_MATERIAL PROVIDED_
______

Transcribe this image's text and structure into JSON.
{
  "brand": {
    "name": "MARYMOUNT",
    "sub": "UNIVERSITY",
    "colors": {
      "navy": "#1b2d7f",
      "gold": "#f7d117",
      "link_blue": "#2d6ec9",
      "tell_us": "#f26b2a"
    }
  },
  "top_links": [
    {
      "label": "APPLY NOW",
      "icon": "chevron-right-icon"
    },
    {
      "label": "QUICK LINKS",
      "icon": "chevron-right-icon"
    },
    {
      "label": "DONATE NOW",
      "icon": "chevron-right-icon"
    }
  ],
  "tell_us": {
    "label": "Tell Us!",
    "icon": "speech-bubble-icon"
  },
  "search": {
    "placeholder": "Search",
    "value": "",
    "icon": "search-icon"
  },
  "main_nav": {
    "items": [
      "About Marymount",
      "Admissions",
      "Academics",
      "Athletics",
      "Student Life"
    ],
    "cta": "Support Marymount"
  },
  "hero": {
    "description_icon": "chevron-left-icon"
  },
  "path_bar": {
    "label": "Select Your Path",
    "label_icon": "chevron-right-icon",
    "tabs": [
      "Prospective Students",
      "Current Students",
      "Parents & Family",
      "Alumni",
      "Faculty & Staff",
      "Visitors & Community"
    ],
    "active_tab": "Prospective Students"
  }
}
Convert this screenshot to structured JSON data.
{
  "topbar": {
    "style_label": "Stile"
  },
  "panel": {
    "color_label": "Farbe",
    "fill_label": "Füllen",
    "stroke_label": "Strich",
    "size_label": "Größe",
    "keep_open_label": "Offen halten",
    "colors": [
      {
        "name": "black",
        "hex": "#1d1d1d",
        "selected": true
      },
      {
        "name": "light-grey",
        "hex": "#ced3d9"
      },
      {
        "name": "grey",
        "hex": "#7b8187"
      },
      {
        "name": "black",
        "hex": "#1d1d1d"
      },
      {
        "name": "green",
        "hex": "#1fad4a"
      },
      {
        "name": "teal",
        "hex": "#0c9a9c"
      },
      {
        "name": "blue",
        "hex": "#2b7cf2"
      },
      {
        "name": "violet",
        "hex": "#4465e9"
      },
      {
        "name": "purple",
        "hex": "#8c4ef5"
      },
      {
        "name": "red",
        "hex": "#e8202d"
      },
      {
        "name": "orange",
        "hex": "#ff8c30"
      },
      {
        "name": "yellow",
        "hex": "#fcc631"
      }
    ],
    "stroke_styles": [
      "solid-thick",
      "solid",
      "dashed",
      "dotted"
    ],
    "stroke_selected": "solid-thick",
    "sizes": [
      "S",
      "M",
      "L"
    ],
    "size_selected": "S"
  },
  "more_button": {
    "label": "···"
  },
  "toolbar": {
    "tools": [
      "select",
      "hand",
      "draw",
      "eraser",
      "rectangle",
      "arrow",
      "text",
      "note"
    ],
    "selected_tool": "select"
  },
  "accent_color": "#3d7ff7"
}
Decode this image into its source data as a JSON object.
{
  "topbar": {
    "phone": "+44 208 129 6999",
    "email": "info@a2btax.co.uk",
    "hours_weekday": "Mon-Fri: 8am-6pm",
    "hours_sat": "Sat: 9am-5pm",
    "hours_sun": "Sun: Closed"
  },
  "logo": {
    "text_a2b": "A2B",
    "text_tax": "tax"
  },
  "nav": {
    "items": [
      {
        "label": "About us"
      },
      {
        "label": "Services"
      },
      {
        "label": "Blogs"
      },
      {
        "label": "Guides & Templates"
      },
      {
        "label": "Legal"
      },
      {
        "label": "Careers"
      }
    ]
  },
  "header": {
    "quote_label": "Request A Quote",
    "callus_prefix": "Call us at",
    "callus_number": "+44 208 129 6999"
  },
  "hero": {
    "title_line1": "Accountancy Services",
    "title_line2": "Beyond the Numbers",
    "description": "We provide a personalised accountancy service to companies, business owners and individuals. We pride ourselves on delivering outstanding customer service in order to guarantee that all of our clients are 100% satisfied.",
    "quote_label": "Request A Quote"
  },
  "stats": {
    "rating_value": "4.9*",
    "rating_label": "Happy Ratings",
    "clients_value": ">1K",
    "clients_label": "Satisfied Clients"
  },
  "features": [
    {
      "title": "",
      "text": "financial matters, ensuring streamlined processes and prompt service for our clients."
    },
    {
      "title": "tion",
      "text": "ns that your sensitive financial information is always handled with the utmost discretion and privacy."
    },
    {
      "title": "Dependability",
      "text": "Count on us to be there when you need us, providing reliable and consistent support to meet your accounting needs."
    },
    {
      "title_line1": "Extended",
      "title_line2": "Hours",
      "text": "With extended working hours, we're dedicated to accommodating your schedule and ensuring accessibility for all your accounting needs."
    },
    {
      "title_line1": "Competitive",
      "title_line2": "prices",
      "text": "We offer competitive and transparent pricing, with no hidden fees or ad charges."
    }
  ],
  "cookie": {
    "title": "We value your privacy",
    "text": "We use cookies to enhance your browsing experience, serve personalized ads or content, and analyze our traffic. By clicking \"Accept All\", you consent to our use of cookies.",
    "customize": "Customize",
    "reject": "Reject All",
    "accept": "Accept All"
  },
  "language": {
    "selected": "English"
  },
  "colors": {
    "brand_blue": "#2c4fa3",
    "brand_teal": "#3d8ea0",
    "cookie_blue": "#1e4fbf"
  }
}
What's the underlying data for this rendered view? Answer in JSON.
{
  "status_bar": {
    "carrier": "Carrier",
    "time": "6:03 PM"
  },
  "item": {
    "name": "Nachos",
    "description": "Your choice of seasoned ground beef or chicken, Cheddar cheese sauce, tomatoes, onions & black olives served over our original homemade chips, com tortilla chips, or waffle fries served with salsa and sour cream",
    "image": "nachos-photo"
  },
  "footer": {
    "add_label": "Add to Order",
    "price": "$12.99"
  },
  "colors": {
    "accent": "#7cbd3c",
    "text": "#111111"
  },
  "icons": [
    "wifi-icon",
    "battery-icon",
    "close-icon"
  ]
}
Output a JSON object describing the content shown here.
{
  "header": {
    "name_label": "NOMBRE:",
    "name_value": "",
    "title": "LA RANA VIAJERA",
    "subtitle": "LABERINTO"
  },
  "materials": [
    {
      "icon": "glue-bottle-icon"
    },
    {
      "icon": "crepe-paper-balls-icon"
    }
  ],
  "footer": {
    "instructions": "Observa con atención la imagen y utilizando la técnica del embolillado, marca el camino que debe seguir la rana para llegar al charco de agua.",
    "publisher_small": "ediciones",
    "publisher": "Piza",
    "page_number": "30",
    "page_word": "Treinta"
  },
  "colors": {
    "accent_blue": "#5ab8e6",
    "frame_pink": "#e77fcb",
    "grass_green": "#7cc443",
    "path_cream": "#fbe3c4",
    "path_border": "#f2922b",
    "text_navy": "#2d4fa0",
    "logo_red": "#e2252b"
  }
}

______

Look through the data above. Each line containing the word "Quote" needs to be copied.

    "quote_label": "Request A Quote",
    "quote_label": "Request A Quote"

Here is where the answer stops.